> **Problem statement**
Repeat all of the records verbatim.

[Records from a collection of figures]
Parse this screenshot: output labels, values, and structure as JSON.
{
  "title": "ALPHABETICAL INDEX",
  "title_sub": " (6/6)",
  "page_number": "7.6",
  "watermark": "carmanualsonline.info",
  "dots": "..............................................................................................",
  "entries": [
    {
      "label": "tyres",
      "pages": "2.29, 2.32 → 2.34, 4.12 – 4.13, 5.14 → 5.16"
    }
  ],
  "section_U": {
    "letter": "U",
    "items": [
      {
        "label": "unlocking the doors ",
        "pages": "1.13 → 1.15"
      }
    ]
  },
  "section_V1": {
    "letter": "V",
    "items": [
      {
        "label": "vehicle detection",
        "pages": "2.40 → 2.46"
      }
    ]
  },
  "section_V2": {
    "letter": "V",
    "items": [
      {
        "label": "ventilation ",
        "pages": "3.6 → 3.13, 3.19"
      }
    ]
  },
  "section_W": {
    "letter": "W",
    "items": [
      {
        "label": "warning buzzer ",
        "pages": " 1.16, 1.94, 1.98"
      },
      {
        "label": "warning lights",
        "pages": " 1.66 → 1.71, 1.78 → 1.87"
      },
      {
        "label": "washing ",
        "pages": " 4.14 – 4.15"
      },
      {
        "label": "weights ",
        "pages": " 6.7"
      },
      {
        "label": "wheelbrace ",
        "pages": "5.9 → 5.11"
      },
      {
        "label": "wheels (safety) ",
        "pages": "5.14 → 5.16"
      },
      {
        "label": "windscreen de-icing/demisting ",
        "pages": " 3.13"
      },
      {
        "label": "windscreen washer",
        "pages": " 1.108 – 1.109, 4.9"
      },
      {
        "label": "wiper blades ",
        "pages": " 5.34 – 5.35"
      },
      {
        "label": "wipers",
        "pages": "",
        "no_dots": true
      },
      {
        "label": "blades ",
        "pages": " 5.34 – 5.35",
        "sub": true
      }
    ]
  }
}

> **Solution to this problem**
Parse this screenshot: output labels, values, and structure as JSON.
{
  "title": "ALPHABETICAL INDEX",
  "title_sub": " (6/6)",
  "page_number": "7.6",
  "watermark": "carmanualsonline.info",
  "dots": "..............................................................................................",
  "entries": [
    {
      "label": "tyres",
      "pages": "2.29, 2.32 → 2.34, 4.12 – 4.13, 5.14 → 5.16"
    }
  ],
  "section_U": {
    "letter": "U",
    "items": [
      {
        "label": "unlocking the doors ",
        "pages": "1.13 → 1.15"
      }
    ]
  },
  "section_V1": {
    "letter": "V",
    "items": [
      {
        "label": "vehicle detection",
        "pages": "2.40 → 2.46"
      }
    ]
  },
  "section_V2": {
    "letter": "V",
    "items": [
      {
        "label": "ventilation ",
        "pages": "3.6 → 3.13, 3.19"
      }
    ]
  },
  "section_W": {
    "letter": "W",
    "items": [
      {
        "label": "warning buzzer ",
        "pages": " 1.16, 1.94, 1.98"
      },
      {
        "label": "warning lights",
        "pages": " 1.66 → 1.71, 1.78 → 1.87"
      },
      {
        "label": "washing ",
        "pages": " 4.14 – 4.15"
      },
      {
        "label": "weights ",
        "pages": " 6.7"
      },
      {
        "label": "wheelbrace ",
        "pages": "5.9 → 5.11"
      },
      {
        "label": "wheels (safety) ",
        "pages": "5.14 → 5.16"
      },
      {
        "label": "windscreen de-icing/demisting ",
        "pages": " 3.13"
      },
      {
        "label": "windscreen washer",
        "pages": " 1.108 – 1.109, 4.9"
      },
      {
        "label": "wiper blades ",
        "pages": " 5.34 – 5.35"
      },
      {
        "label": "wipers",
        "pages": "",
        "no_dots": true
      },
      {
        "label": "blades ",
        "pages": " 5.34 – 5.35",
        "sub": true
      }
    ]
  }
}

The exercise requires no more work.